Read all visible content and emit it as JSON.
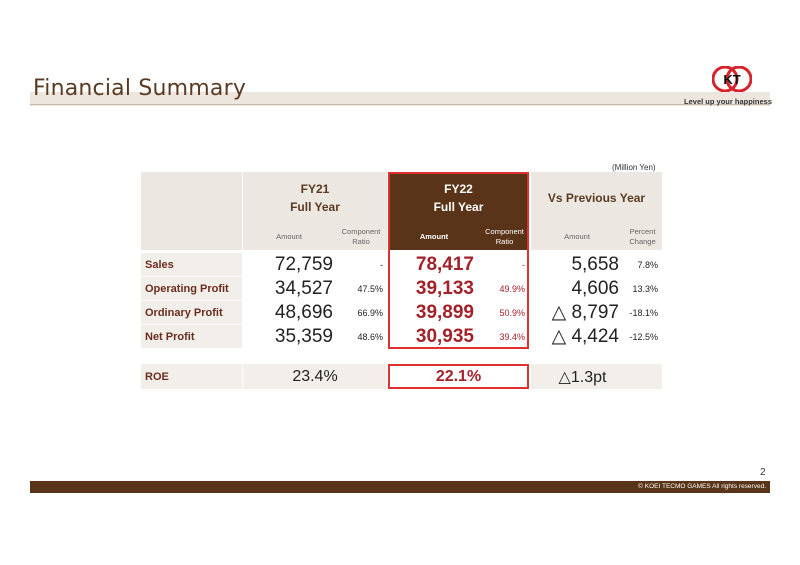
{
  "header": {
    "title": "Financial Summary",
    "logo_text": "KT",
    "tagline": "Level up your happiness"
  },
  "unit": "(Million Yen)",
  "columns": {
    "fy21": {
      "line1": "FY21",
      "line2": "Full Year",
      "amount": "Amount",
      "ratio1": "Component",
      "ratio2": "Ratio"
    },
    "fy22": {
      "line1": "FY22",
      "line2": "Full Year",
      "amount": "Amount",
      "ratio1": "Component",
      "ratio2": "Ratio"
    },
    "vs": {
      "title": "Vs Previous Year",
      "amount": "Amount",
      "pct1": "Percent",
      "pct2": "Change"
    }
  },
  "rows": [
    {
      "label": "Sales",
      "fy21_amount": "72,759",
      "fy21_ratio": "-",
      "fy22_amount": "78,417",
      "fy22_ratio": "-",
      "vs_amount": "5,658",
      "vs_pct": "7.8%"
    },
    {
      "label": "Operating Profit",
      "fy21_amount": "34,527",
      "fy21_ratio": "47.5%",
      "fy22_amount": "39,133",
      "fy22_ratio": "49.9%",
      "vs_amount": "4,606",
      "vs_pct": "13.3%"
    },
    {
      "label": "Ordinary Profit",
      "fy21_amount": "48,696",
      "fy21_ratio": "66.9%",
      "fy22_amount": "39,899",
      "fy22_ratio": "50.9%",
      "vs_amount": "△ 8,797",
      "vs_pct": "-18.1%"
    },
    {
      "label": "Net Profit",
      "fy21_amount": "35,359",
      "fy21_ratio": "48.6%",
      "fy22_amount": "30,935",
      "fy22_ratio": "39.4%",
      "vs_amount": "△ 4,424",
      "vs_pct": "-12.5%"
    }
  ],
  "roe": {
    "label": "ROE",
    "fy21": "23.4%",
    "fy22": "22.1%",
    "vs": "△1.3pt"
  },
  "footer": {
    "page": "2",
    "copyright": "© KOEI TECMO GAMES All rights reserved."
  },
  "colors": {
    "brand_brown": "#5a3418",
    "highlight_red": "#a3222a",
    "frame_red": "#e03030"
  }
}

= = =

PROBLEM STATEMENT — Determine how many lines of the data contain "Profit" and give nothing but that number.

THE RESULT — 3